[Items from a dataset]
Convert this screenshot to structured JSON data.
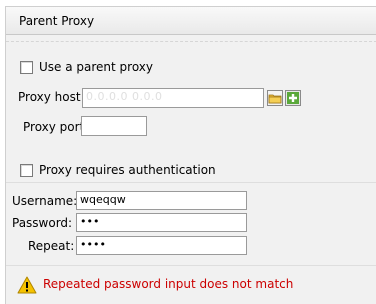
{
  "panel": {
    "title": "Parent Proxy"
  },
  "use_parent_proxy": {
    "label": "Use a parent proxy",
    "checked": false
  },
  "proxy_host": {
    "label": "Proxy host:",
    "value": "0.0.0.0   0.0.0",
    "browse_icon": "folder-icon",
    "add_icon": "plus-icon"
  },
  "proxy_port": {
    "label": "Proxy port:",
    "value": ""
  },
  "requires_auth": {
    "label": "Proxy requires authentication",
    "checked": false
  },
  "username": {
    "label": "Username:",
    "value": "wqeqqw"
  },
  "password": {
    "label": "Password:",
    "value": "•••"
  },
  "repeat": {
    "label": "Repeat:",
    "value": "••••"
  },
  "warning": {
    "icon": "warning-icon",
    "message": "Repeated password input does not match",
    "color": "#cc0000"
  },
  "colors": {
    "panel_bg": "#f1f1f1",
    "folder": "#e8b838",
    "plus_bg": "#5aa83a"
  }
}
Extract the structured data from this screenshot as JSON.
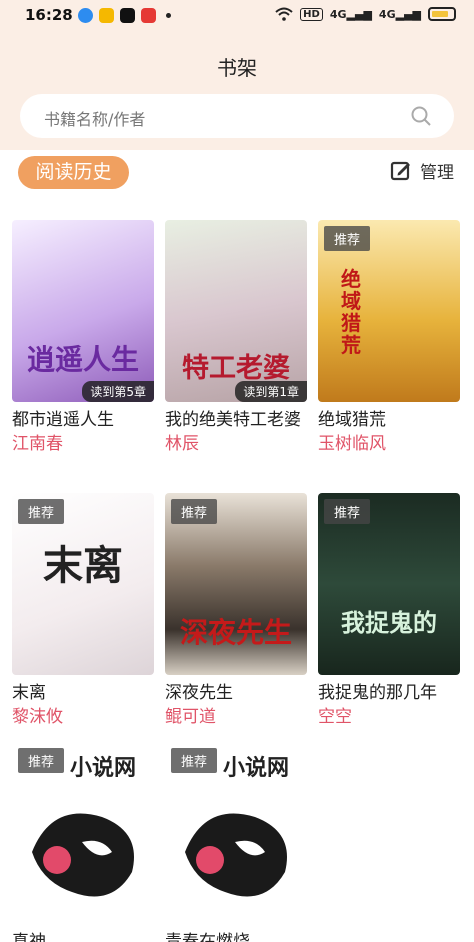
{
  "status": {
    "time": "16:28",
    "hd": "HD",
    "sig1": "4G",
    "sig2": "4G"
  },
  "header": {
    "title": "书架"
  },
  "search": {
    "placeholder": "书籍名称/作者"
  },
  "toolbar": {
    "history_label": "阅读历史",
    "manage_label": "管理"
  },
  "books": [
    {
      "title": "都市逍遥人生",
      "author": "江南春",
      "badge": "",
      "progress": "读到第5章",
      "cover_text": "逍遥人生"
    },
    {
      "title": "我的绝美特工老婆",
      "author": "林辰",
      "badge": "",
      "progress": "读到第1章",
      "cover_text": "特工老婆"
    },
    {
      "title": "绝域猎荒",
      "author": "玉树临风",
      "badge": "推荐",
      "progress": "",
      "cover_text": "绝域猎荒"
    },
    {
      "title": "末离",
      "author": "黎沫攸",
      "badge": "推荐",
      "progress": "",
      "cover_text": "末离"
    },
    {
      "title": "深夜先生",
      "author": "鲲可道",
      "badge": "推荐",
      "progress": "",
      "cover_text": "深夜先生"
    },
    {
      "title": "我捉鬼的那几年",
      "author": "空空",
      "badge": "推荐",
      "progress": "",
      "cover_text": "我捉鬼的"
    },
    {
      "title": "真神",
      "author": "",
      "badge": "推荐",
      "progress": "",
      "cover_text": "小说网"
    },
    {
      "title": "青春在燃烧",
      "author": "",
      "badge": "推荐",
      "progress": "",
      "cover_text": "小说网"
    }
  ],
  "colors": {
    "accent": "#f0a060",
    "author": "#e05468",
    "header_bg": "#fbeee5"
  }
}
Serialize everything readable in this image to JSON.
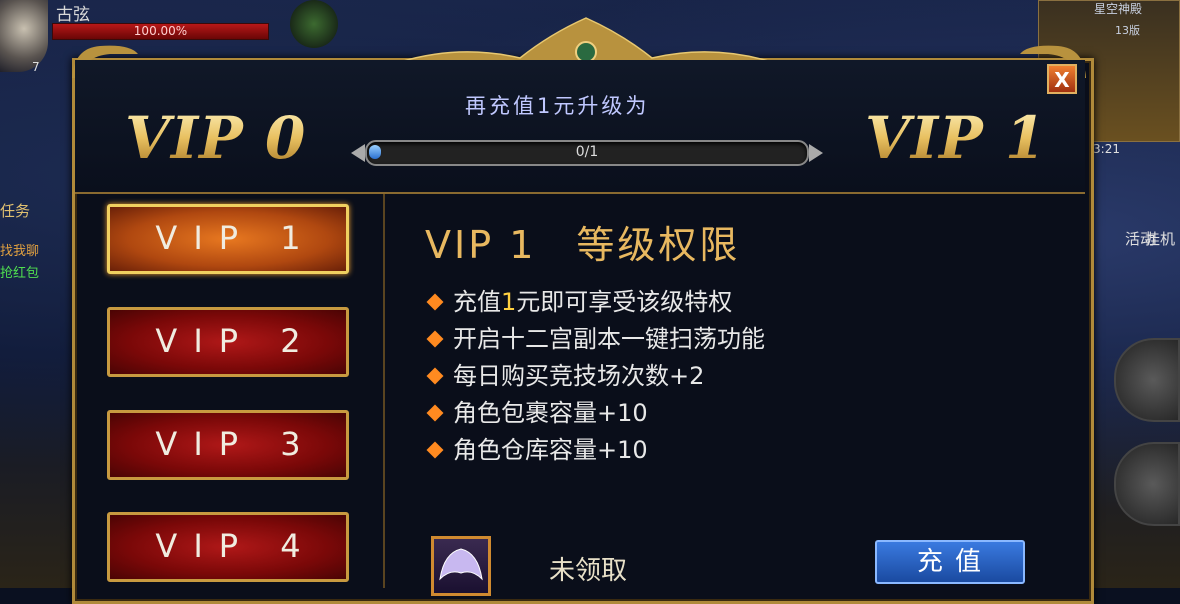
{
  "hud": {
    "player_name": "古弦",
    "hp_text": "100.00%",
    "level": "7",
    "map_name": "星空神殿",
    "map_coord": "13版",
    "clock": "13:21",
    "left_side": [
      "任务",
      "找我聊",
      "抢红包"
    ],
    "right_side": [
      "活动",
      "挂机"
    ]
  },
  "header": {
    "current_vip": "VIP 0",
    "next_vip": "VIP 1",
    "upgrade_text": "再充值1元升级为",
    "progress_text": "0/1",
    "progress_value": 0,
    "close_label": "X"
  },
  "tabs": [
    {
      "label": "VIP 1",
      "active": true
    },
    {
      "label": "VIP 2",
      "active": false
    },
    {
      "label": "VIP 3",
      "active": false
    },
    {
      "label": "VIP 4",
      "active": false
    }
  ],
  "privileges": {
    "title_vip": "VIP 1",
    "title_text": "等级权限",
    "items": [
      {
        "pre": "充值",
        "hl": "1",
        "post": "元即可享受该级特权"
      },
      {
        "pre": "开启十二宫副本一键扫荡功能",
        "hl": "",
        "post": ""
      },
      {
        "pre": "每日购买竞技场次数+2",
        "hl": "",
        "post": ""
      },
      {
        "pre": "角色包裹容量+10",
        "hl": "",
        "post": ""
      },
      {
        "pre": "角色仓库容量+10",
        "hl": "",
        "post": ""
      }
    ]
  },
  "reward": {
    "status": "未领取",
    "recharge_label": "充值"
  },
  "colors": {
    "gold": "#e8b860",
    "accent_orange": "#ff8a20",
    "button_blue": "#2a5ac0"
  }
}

» Work required
Return each line where "icon" shows up.

» Full solution
    "browse_icon": "folder-icon",
    "add_icon": "plus-icon"
    "icon": "warning-icon",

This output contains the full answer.